## TO DO
Search the material for the word "impr" and report each line where it turns up.

(Dataset records)
## begin
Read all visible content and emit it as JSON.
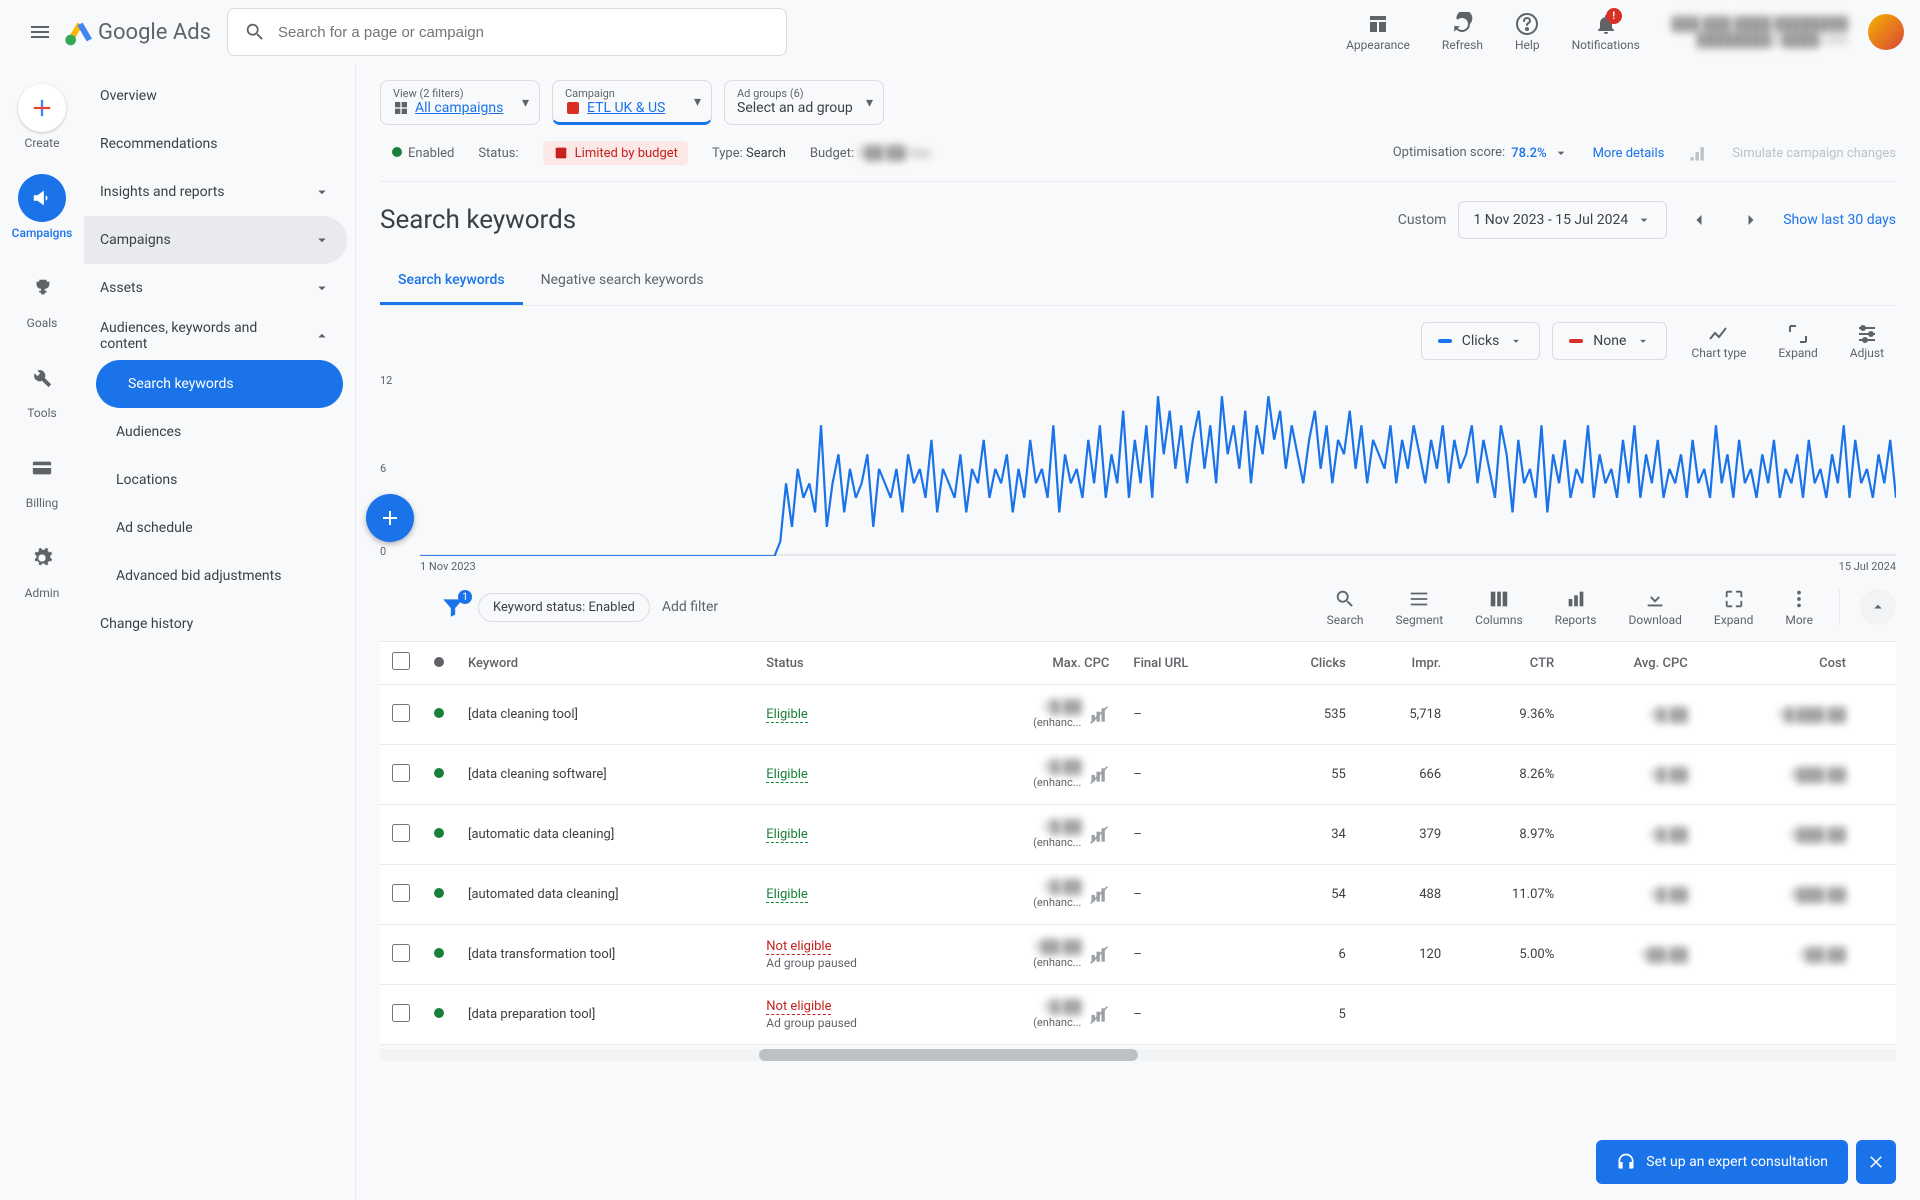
{
  "header": {
    "logo_text": "Google Ads",
    "search_placeholder": "Search for a page or campaign",
    "actions": {
      "appearance": "Appearance",
      "refresh": "Refresh",
      "help": "Help",
      "notifications": "Notifications"
    },
    "account_line1": "███-███-████ ████████",
    "account_line2": "████████@████.com"
  },
  "rail": {
    "create": "Create",
    "campaigns": "Campaigns",
    "goals": "Goals",
    "tools": "Tools",
    "billing": "Billing",
    "admin": "Admin"
  },
  "nav": {
    "overview": "Overview",
    "recommendations": "Recommendations",
    "insights": "Insights and reports",
    "campaigns": "Campaigns",
    "assets": "Assets",
    "audiences_kw": "Audiences, keywords and content",
    "search_keywords": "Search keywords",
    "audiences": "Audiences",
    "locations": "Locations",
    "ad_schedule": "Ad schedule",
    "advanced_bid": "Advanced bid adjustments",
    "change_history": "Change history"
  },
  "context": {
    "view_label": "View (2 filters)",
    "view_value": "All campaigns",
    "campaign_label": "Campaign",
    "campaign_value": "ETL UK & US",
    "adgroups_label": "Ad groups (6)",
    "adgroups_value": "Select an ad group"
  },
  "status": {
    "enabled": "Enabled",
    "status_label": "Status:",
    "limited": "Limited by budget",
    "type_label": "Type:",
    "type_value": "Search",
    "budget_label": "Budget:",
    "budget_value": "€██.██/day",
    "opt_label": "Optimisation score:",
    "opt_value": "78.2%",
    "more_details": "More details",
    "simulate": "Simulate campaign changes"
  },
  "title": {
    "page_title": "Search keywords",
    "custom": "Custom",
    "date_range": "1 Nov 2023 - 15 Jul 2024",
    "show_last": "Show last 30 days"
  },
  "tabs": {
    "search_kw": "Search keywords",
    "negative_kw": "Negative search keywords"
  },
  "chart_ctrl": {
    "metric1": "Clicks",
    "metric2": "None",
    "chart_type": "Chart type",
    "expand": "Expand",
    "adjust": "Adjust"
  },
  "chart_data": {
    "type": "line",
    "title": "",
    "xlabel": "",
    "ylabel": "",
    "ylim": [
      0,
      12
    ],
    "y_ticks": [
      0,
      6,
      12
    ],
    "x_start": "1 Nov 2023",
    "x_end": "15 Jul 2024",
    "series": [
      {
        "name": "Clicks",
        "color": "#1a73e8",
        "values": [
          0,
          0,
          0,
          0,
          0,
          0,
          0,
          0,
          0,
          0,
          0,
          0,
          0,
          0,
          0,
          0,
          0,
          0,
          0,
          0,
          0,
          0,
          0,
          0,
          0,
          0,
          0,
          0,
          0,
          0,
          0,
          0,
          0,
          0,
          0,
          0,
          0,
          0,
          0,
          0,
          0,
          0,
          0,
          0,
          0,
          0,
          0,
          0,
          0,
          0,
          0,
          0,
          0,
          0,
          0,
          0,
          0,
          0,
          0,
          0,
          0,
          0,
          1,
          5,
          2,
          6,
          4,
          5,
          3,
          9,
          2,
          5,
          7,
          3,
          6,
          4,
          5,
          7,
          2,
          6,
          5,
          4,
          6,
          3,
          7,
          5,
          6,
          4,
          8,
          3,
          6,
          5,
          4,
          7,
          3,
          6,
          5,
          8,
          4,
          6,
          5,
          7,
          3,
          6,
          4,
          8,
          5,
          6,
          4,
          9,
          3,
          7,
          5,
          6,
          4,
          8,
          5,
          9,
          4,
          7,
          5,
          10,
          4,
          8,
          5,
          9,
          4,
          11,
          7,
          10,
          6,
          9,
          5,
          8,
          10,
          6,
          9,
          5,
          11,
          7,
          9,
          6,
          10,
          5,
          9,
          7,
          11,
          8,
          10,
          6,
          9,
          7,
          5,
          8,
          10,
          6,
          9,
          5,
          8,
          7,
          10,
          6,
          9,
          5,
          8,
          7,
          6,
          9,
          5,
          8,
          6,
          9,
          7,
          5,
          8,
          6,
          9,
          5,
          8,
          6,
          7,
          9,
          5,
          8,
          6,
          4,
          9,
          7,
          3,
          8,
          5,
          6,
          4,
          9,
          3,
          7,
          5,
          8,
          4,
          6,
          5,
          9,
          4,
          7,
          5,
          6,
          4,
          8,
          5,
          9,
          4,
          7,
          5,
          8,
          4,
          6,
          5,
          7,
          4,
          8,
          5,
          6,
          4,
          9,
          5,
          7,
          4,
          8,
          5,
          6,
          4,
          7,
          5,
          8,
          4,
          6,
          5,
          7,
          4,
          8,
          5,
          6,
          4,
          7,
          5,
          9,
          4,
          8,
          5,
          6,
          4,
          7,
          5,
          8,
          4
        ]
      }
    ]
  },
  "toolbar": {
    "filter_count": "1",
    "filter_chip": "Keyword status: Enabled",
    "add_filter": "Add filter",
    "search": "Search",
    "segment": "Segment",
    "columns": "Columns",
    "reports": "Reports",
    "download": "Download",
    "expand": "Expand",
    "more": "More"
  },
  "table": {
    "headers": {
      "keyword": "Keyword",
      "status": "Status",
      "maxcpc": "Max. CPC",
      "finalurl": "Final URL",
      "clicks": "Clicks",
      "impr": "Impr.",
      "ctr": "CTR",
      "avgcpc": "Avg. CPC",
      "cost": "Cost"
    },
    "rows": [
      {
        "keyword": "[data cleaning tool]",
        "status": "Eligible",
        "status_ok": true,
        "maxcpc": "€█.██",
        "maxcpc_sub": "(enhanc...",
        "finalurl": "–",
        "clicks": "535",
        "impr": "5,718",
        "ctr": "9.36%",
        "avgcpc": "€█.██",
        "cost": "€█,███.██"
      },
      {
        "keyword": "[data cleaning software]",
        "status": "Eligible",
        "status_ok": true,
        "maxcpc": "€█.██",
        "maxcpc_sub": "(enhanc...",
        "finalurl": "–",
        "clicks": "55",
        "impr": "666",
        "ctr": "8.26%",
        "avgcpc": "€█.██",
        "cost": "€███.██"
      },
      {
        "keyword": "[automatic data cleaning]",
        "status": "Eligible",
        "status_ok": true,
        "maxcpc": "€█.██",
        "maxcpc_sub": "(enhanc...",
        "finalurl": "–",
        "clicks": "34",
        "impr": "379",
        "ctr": "8.97%",
        "avgcpc": "€█.██",
        "cost": "€███.██"
      },
      {
        "keyword": "[automated data cleaning]",
        "status": "Eligible",
        "status_ok": true,
        "maxcpc": "€█.██",
        "maxcpc_sub": "(enhanc...",
        "finalurl": "–",
        "clicks": "54",
        "impr": "488",
        "ctr": "11.07%",
        "avgcpc": "€█.██",
        "cost": "€███.██"
      },
      {
        "keyword": "[data transformation tool]",
        "status": "Not eligible",
        "status_ok": false,
        "status_sub": "Ad group paused",
        "maxcpc": "€██.██",
        "maxcpc_sub": "(enhanc...",
        "finalurl": "–",
        "clicks": "6",
        "impr": "120",
        "ctr": "5.00%",
        "avgcpc": "€██.██",
        "cost": "€██.██"
      },
      {
        "keyword": "[data preparation tool]",
        "status": "Not eligible",
        "status_ok": false,
        "status_sub": "Ad group paused",
        "maxcpc": "€█.██",
        "maxcpc_sub": "(enhanc...",
        "finalurl": "–",
        "clicks": "5",
        "impr": "",
        "ctr": "",
        "avgcpc": "",
        "cost": ""
      }
    ]
  },
  "banner": {
    "text": "Set up an expert consultation"
  }
}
## end
## SOLUTION FOR THIS TASK
      "impr": "Impr.",
        "impr": "5,718",
        "impr": "666",
        "impr": "379",
        "impr": "488",
        "impr": "120",
        "impr": "",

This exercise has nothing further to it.